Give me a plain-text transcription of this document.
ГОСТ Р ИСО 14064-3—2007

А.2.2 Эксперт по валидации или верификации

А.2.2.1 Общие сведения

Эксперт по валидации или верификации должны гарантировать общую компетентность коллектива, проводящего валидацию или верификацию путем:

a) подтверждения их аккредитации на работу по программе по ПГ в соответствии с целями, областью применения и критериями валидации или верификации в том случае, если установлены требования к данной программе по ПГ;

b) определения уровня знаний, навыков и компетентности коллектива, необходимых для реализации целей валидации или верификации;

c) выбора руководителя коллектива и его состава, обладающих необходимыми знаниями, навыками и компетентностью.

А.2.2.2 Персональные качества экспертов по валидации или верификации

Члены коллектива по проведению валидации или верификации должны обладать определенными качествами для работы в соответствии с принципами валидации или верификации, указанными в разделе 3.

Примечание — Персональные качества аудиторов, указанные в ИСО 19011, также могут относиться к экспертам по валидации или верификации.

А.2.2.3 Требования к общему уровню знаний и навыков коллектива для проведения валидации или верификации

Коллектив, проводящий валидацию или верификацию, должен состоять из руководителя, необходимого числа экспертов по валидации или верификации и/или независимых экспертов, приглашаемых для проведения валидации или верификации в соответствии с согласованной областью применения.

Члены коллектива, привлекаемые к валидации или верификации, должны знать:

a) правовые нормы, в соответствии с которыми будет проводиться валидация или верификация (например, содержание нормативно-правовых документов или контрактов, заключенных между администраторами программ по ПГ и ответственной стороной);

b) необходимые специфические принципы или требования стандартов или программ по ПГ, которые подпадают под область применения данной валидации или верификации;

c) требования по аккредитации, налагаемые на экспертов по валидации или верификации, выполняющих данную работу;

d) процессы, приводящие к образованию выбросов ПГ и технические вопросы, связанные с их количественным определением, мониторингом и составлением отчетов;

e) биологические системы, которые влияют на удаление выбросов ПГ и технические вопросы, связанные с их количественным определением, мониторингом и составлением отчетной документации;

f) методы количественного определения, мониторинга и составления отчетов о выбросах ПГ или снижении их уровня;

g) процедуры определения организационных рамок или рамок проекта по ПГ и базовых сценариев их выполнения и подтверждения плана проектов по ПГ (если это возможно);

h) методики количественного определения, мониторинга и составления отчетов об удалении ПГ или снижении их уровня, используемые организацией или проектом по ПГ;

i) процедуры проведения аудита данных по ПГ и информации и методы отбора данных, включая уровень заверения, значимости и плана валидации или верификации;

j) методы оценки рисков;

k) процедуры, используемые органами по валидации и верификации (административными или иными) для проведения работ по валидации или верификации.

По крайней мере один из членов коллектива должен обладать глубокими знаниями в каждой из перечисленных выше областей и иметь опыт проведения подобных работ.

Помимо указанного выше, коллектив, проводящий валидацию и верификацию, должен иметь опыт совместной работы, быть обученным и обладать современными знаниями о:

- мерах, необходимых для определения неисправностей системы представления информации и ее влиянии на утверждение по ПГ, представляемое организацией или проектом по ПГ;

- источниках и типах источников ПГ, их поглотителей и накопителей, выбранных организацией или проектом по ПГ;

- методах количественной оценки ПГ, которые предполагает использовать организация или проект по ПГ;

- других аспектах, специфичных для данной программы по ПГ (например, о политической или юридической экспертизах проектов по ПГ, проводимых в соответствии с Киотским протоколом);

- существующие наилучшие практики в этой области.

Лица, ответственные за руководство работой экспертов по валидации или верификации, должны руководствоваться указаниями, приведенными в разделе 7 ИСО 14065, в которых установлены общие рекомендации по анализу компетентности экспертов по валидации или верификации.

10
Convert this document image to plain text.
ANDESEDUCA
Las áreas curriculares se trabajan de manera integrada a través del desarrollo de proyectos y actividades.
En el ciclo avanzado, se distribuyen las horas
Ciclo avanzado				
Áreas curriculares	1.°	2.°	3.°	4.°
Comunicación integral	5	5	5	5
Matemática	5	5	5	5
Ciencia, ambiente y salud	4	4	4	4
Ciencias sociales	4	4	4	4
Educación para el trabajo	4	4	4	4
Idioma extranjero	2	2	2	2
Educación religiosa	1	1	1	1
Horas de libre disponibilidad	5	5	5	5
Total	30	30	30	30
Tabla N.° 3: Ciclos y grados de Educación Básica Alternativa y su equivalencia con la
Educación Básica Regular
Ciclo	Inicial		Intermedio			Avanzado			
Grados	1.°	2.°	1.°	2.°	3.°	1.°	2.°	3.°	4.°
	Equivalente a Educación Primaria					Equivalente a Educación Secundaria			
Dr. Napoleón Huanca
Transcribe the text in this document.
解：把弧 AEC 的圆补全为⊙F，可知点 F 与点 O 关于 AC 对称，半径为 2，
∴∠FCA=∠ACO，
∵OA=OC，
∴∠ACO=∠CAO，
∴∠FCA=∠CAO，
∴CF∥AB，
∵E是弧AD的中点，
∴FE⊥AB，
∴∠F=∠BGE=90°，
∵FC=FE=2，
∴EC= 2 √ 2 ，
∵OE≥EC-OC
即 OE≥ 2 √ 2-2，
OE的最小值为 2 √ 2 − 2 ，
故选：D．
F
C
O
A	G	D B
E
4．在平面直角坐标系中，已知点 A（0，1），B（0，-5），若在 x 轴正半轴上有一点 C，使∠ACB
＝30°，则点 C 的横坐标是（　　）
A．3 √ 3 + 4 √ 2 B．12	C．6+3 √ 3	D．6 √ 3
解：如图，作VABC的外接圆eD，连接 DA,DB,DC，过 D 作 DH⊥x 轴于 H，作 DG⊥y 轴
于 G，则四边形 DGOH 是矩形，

Job: Copy every line in the records above that contains the word "компетентности".

Complete answer:
b) определения уровня знаний, навыков и компетентности коллектива, необходимых для реализации целей валидации или верификации;
Лица, ответственные за руководство работой экспертов по валидации или верификации, должны руководствоваться указаниями, приведенными в разделе 7 ИСО 14065, в которых установлены общие рекомендации по анализу компетентности экспертов по валидации или верификации.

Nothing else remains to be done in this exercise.